[Work to be completed]: Only the pictures are omitted; repeat all other data exactly.

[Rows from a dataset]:
::::::::::

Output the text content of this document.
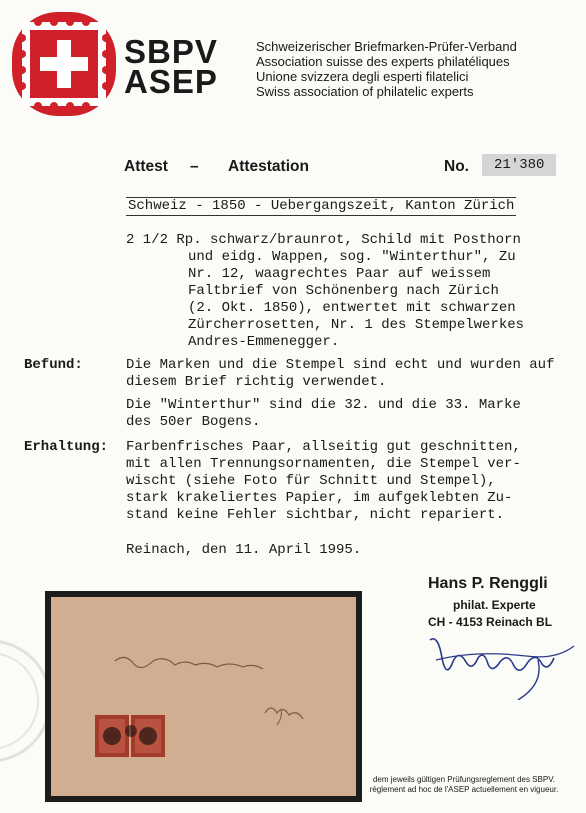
SBPV
ASEP
Schweizerischer Briefmarken-Prüfer-Verband
Association suisse des experts philatéliques
Unione svizzera degli esperti filatelici
Swiss association of philatelic experts
Attest – Attestation	No.	21'380
Schweiz - 1850 - Uebergangszeit, Kanton Zürich
2 1/2 Rp. schwarz/braunrot, Schild mit Posthorn
und eidg. Wappen, sog. "Winterthur", Zu
Nr. 12, waagrechtes Paar auf weissem
Faltbrief von Schönenberg nach Zürich
(2. Okt. 1850), entwertet mit schwarzen
Zürcherrosetten, Nr. 1 des Stempelwerkes
Andres-Emmenegger.
Befund:	Die Marken und die Stempel sind echt und wurden auf
diesem Brief richtig verwendet.
Die "Winterthur" sind die 32. und die 33. Marke
des 50er Bogens.
Erhaltung: Farbenfrisches Paar, allseitig gut geschnitten,
mit allen Trennungsornamenten, die Stempel ver-
wischt (siehe Foto für Schnitt und Stempel),
stark krakeliertes Papier, im aufgeklebten Zu-
stand keine Fehler sichtbar, nicht repariert.
Reinach, den 11. April 1995.
Hans P. Renggli
philat. Experte
CH - 4153 Reinach BL
dem jeweils gültigen Prüfungsreglement des SBPV.
règlement ad hoc de l'ASEP actuellement en vigueur.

::::::::::

[Task solution]:
Output the text content of this document.
SBPV
ASEP
Schweizerischer Briefmarken-Prüfer-Verband
Association suisse des experts philatéliques
Unione svizzera degli esperti filatelici
Swiss association of philatelic experts
Attest – Attestation	No.	21'380
Schweiz - 1850 - Uebergangszeit, Kanton Zürich
2 1/2 Rp. schwarz/braunrot, Schild mit Posthorn
und eidg. Wappen, sog. "Winterthur", Zu
Nr. 12, waagrechtes Paar auf weissem
Faltbrief von Schönenberg nach Zürich
(2. Okt. 1850), entwertet mit schwarzen
Zürcherrosetten, Nr. 1 des Stempelwerkes
Andres-Emmenegger.
Befund:	Die Marken und die Stempel sind echt und wurden auf
diesem Brief richtig verwendet.
Die "Winterthur" sind die 32. und die 33. Marke
des 50er Bogens.
Erhaltung: Farbenfrisches Paar, allseitig gut geschnitten,
mit allen Trennungsornamenten, die Stempel ver-
wischt (siehe Foto für Schnitt und Stempel),
stark krakeliertes Papier, im aufgeklebten Zu-
stand keine Fehler sichtbar, nicht repariert.
Reinach, den 11. April 1995.
Hans P. Renggli
philat. Experte
CH - 4153 Reinach BL
dem jeweils gültigen Prüfungsreglement des SBPV.
règlement ad hoc de l'ASEP actuellement en vigueur.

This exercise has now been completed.